### Reading passage
************

In the pantheon of comic book greats, there are few names as legendary and monolithic as Jack “The King” Kirby. Breaking into the industry in the ‘30’s, Kirby would work alongside creators like Joe Simon, Steve Ditko, Stan Lee, and more, revolutionizing the superhero genre and ushering in the “Marvel Age” of comics. While his work at Marvel saw the creation of countless iconic characters, and garnered record sales and critical acclaim, Kirby’s lack of creative control and authorship credits soured his relationship with the company. Kirby would ultimately leave for DC Comics in 1970, with the publisher heralding his arrival in ads across their line. It’s here that Kirby would finally debut a saga he’d been forming for years, with its first steps arriving in an unlikely, but fitting place…Superman’s Pal, Jimmy Olsen. No, seriously.

************

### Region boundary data
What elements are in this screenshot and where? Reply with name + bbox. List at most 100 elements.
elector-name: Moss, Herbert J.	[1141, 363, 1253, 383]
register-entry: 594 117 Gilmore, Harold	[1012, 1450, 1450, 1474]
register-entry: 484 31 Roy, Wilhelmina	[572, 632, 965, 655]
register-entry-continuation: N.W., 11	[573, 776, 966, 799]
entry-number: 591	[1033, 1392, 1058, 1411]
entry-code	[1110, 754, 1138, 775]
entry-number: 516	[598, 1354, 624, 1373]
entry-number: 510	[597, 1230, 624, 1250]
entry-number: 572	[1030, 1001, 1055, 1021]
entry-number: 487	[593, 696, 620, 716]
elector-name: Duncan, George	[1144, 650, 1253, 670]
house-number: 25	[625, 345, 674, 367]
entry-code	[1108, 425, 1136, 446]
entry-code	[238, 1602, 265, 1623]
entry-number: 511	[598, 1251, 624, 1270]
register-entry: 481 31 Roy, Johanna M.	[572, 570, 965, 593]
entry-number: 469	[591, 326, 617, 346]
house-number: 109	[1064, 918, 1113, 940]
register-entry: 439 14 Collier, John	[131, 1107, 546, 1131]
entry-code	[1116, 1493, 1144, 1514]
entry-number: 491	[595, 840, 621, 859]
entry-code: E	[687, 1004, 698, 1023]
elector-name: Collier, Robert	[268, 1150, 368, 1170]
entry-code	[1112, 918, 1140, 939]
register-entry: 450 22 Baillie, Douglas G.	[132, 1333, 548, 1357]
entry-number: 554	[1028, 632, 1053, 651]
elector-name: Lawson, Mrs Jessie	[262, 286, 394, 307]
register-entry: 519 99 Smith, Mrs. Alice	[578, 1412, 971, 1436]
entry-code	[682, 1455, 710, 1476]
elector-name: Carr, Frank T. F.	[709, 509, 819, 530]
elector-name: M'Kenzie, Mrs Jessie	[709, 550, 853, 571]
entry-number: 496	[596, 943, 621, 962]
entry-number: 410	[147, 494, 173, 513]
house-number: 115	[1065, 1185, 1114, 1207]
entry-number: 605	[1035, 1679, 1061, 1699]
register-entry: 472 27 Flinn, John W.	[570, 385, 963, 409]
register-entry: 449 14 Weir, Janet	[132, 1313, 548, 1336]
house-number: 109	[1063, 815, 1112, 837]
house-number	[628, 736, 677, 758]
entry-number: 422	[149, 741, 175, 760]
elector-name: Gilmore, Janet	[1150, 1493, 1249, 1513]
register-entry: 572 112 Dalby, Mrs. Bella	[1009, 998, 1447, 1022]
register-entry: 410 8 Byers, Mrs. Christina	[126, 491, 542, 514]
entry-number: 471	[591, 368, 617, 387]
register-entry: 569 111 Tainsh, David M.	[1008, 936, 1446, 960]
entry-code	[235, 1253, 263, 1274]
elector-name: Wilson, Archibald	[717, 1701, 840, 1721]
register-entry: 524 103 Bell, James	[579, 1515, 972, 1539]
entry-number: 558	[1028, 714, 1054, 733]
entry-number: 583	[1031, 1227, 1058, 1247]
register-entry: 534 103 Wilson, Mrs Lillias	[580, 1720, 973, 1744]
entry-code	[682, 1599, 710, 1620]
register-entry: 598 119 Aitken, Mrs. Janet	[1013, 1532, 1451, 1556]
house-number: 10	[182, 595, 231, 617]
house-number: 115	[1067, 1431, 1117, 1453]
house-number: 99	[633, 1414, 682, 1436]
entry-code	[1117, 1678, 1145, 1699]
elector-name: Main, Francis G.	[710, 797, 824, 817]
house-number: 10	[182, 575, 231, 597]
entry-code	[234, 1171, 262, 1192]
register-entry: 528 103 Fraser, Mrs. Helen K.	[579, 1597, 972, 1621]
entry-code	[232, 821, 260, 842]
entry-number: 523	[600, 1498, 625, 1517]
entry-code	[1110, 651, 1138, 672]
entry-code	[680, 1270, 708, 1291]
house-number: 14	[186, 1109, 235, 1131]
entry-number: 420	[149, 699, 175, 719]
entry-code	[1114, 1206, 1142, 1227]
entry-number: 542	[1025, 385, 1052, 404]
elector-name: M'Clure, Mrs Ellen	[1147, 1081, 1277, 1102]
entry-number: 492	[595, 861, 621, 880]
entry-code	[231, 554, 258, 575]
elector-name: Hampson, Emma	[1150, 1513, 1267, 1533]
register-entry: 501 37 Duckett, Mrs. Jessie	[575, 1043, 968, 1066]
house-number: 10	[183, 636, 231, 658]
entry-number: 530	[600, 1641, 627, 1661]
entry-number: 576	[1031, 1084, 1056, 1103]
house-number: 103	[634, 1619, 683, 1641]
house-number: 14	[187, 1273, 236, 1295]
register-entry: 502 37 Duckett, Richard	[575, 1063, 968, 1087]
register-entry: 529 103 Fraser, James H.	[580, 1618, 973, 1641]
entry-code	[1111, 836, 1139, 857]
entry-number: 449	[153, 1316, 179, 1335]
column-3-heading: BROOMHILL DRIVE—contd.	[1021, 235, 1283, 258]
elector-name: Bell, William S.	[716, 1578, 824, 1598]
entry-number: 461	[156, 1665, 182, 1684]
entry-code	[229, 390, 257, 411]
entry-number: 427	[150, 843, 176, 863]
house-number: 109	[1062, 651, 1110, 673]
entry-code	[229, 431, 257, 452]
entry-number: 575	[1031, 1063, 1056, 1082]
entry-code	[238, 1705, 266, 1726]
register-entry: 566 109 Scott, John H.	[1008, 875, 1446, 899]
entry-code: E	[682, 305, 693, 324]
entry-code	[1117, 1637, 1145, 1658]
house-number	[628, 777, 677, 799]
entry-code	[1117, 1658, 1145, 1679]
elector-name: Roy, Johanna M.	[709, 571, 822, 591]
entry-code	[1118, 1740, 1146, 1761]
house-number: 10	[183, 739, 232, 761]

************

### Instructions
**a.** According to the passage on Jack Kirby, in what year did Kirby leave for DC Comics?
**b.** Revise the passage on Jack Kirby from "In the pantheon" to "Olsen. No, seriously.", replacing "legendary" with "celebrated".
**c.** Condense the paragraph of the passage on Jack Kirby that opens "In the pantheon of comic book greats" into a shorter version that keeps its main facts.
You can complete the work without the listing.

### Exercise answers
**a.** 1970

**b.**
In the pantheon of comic book greats, there are few names as celebrated and monolithic as Jack “The King” Kirby. Breaking into the industry in the ‘30’s, Kirby would work alongside creators like Joe Simon, Steve Ditko, Stan Lee, and more, revolutionizing the superhero genre and ushering in the “Marvel Age” of comics. While his work at Marvel saw the creation of countless iconic characters, and garnered record sales and critical acclaim, Kirby’s lack of creative control and authorship credits soured his relationship with the company. Kirby would ultimately leave for DC Comics in 1970, with the publisher heralding his arrival in ads across their line. It’s here that Kirby would finally debut a saga he’d been forming for years, with its first steps arriving in an unlikely, but fitting place…Superman’s Pal, Jimmy Olsen. No, seriously.

**c.** Jack "The King" Kirby, one of comics' most legendary names, entered the industry in the '30s and worked with creators such as Joe Simon, Steve Ditko, and Stan Lee, revolutionizing the superhero genre and ushering in the "Marvel Age." Though his Marvel work produced countless iconic characters, record sales, and critical acclaim, his lack of creative control and authorship credits soured his relationship with the company. In 1970 he left for DC Comics, which heralded his arrival in ads across its line. There he finally debuted a saga he had been forming for years, beginning in Superman's Pal, Jimmy Olsen.